- [Objective] Return every record below exactly as written, but leave out the pictures.

- [Dataset records]
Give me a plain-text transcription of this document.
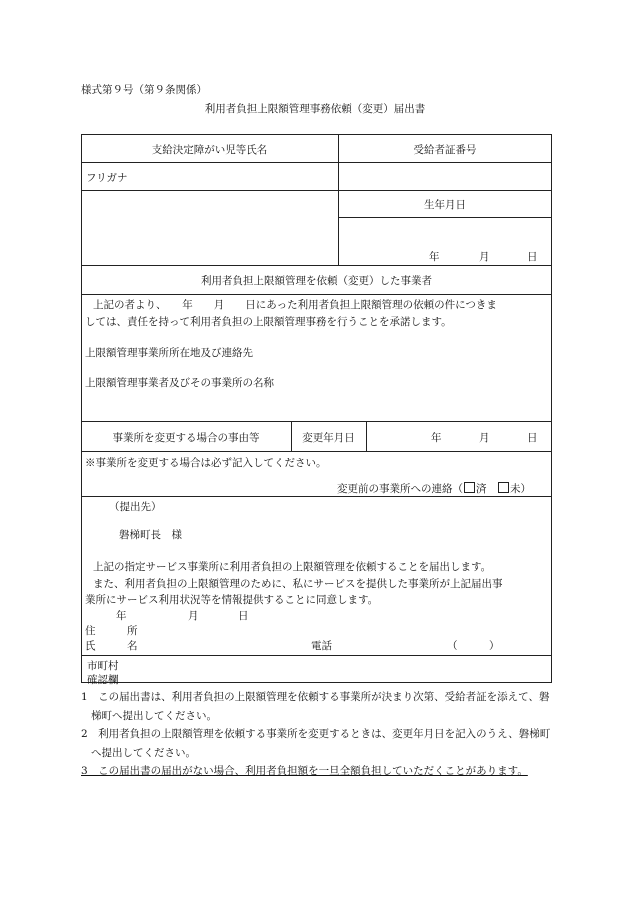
様式第９号（第９条関係）
利用者負担上限額管理事務依頼（変更）届出書
支給決定障がい児等氏名	受給者証番号
フリガナ
生年月日
年	月	日
利用者負担上限額管理を依頼（変更）した事業者
上記の者より、　　年　　月　　日にあった利用者負担上限額管理の依頼の件につきま
しては、責任を持って利用者負担の上限額管理事務を行うことを承諾します。
上限額管理事業所所在地及び連絡先
上限額管理事業者及びその事業所の名称
事業所を変更する場合の事由等	変更年月日	年	月	日
※事業所を変更する場合は必ず記入してください。
変更前の事業所への連絡（ 済　 未）
（提出先）
磐梯町長　様
上記の指定サービス事業所に利用者負担の上限額管理を依頼することを届出します。
また、利用者負担の上限額管理のために、私にサービスを提供した事業所が上記届出事
業所にサービス利用状況等を情報提供することに同意します。
年	月	日
住　　　所
氏　　　名	電話	（　　　）
市町村
確認欄

1　この届出書は、利用者負担の上限額管理を依頼する事業所が決まり次第、受給者証を添えて、磐梯町へ提出してください。

2　利用者負担の上限額管理を依頼する事業所を変更するときは、変更年月日を記入のうえ、磐梯町へ提出してください。

3　この届出書の届出がない場合、利用者負担額を一旦全額負担していただくことがあります。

- [Task result]
Give me a plain-text transcription of this document.
様式第９号（第９条関係）
利用者負担上限額管理事務依頼（変更）届出書
支給決定障がい児等氏名	受給者証番号
フリガナ
生年月日
年	月	日
利用者負担上限額管理を依頼（変更）した事業者
上記の者より、　　年　　月　　日にあった利用者負担上限額管理の依頼の件につきま
しては、責任を持って利用者負担の上限額管理事務を行うことを承諾します。
上限額管理事業所所在地及び連絡先
上限額管理事業者及びその事業所の名称
事業所を変更する場合の事由等	変更年月日	年	月	日
※事業所を変更する場合は必ず記入してください。
変更前の事業所への連絡（ 済　 未）
（提出先）
磐梯町長　様
上記の指定サービス事業所に利用者負担の上限額管理を依頼することを届出します。
また、利用者負担の上限額管理のために、私にサービスを提供した事業所が上記届出事
業所にサービス利用状況等を情報提供することに同意します。
年	月	日
住　　　所
氏　　　名	電話	（　　　）
市町村
確認欄

1　この届出書は、利用者負担の上限額管理を依頼する事業所が決まり次第、受給者証を添えて、磐梯町へ提出してください。

2　利用者負担の上限額管理を依頼する事業所を変更するときは、変更年月日を記入のうえ、磐梯町へ提出してください。

3　この届出書の届出がない場合、利用者負担額を一旦全額負担していただくことがあります。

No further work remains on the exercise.